- Exercise aim -
Copy every line that mentions the word "argumentarea".

Dataset items:
_ _ _ _ _ _ _
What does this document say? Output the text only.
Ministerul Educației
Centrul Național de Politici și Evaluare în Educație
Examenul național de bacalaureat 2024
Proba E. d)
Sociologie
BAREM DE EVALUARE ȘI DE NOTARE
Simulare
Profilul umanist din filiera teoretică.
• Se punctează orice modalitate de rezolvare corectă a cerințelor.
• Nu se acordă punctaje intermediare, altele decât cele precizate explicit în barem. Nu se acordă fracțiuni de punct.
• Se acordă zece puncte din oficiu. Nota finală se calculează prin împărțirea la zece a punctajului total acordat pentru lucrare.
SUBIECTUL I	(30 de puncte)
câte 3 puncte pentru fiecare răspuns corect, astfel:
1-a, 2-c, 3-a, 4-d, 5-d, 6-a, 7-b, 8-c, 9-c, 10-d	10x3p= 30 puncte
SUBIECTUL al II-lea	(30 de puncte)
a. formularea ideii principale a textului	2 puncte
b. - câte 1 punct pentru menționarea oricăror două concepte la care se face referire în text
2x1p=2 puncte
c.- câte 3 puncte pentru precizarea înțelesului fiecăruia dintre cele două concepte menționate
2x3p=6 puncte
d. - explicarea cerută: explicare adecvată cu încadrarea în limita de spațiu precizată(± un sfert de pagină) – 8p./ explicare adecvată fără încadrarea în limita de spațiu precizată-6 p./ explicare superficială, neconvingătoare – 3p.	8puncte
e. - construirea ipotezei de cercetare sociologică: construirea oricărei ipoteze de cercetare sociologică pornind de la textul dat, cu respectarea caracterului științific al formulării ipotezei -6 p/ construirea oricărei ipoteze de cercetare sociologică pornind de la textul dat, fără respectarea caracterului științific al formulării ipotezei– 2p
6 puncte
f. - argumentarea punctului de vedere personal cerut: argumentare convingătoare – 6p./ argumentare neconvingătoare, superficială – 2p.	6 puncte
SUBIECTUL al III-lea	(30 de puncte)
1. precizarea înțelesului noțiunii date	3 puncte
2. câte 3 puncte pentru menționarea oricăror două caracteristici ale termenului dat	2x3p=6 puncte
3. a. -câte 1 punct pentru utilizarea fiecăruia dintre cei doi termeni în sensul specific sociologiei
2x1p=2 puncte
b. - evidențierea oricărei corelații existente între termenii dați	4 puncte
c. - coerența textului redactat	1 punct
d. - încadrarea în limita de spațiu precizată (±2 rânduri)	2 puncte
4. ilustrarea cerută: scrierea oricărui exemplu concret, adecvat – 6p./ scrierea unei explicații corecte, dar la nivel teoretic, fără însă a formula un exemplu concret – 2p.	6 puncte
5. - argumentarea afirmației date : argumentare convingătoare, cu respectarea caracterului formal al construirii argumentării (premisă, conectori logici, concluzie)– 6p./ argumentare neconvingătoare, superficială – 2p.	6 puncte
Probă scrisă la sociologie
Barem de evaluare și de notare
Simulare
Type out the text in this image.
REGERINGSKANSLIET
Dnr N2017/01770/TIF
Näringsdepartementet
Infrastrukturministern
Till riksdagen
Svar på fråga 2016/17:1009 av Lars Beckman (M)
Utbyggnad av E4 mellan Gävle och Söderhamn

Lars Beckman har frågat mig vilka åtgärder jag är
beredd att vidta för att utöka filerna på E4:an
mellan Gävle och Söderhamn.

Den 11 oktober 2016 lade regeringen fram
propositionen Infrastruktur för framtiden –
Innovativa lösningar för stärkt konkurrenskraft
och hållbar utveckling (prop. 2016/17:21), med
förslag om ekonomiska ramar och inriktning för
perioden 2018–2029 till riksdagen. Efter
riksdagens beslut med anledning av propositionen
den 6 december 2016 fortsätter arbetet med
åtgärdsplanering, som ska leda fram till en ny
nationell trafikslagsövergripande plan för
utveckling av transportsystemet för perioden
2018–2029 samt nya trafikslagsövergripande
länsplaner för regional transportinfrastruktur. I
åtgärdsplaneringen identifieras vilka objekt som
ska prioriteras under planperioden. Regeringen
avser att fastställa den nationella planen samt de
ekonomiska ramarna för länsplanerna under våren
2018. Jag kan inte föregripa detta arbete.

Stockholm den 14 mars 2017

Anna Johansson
_ _ _ _ _ _ _
- Answer for this exercise -
f. - argumentarea punctului de vedere personal cerut: argumentare convingătoare – 6p./ argumentare neconvingătoare, superficială – 2p.	6 puncte
5. - argumentarea afirmației date : argumentare convingătoare, cu respectarea caracterului formal al construirii argumentării (premisă, conectori logici, concluzie)– 6p./ argumentare neconvingătoare, superficială – 2p.	6 puncte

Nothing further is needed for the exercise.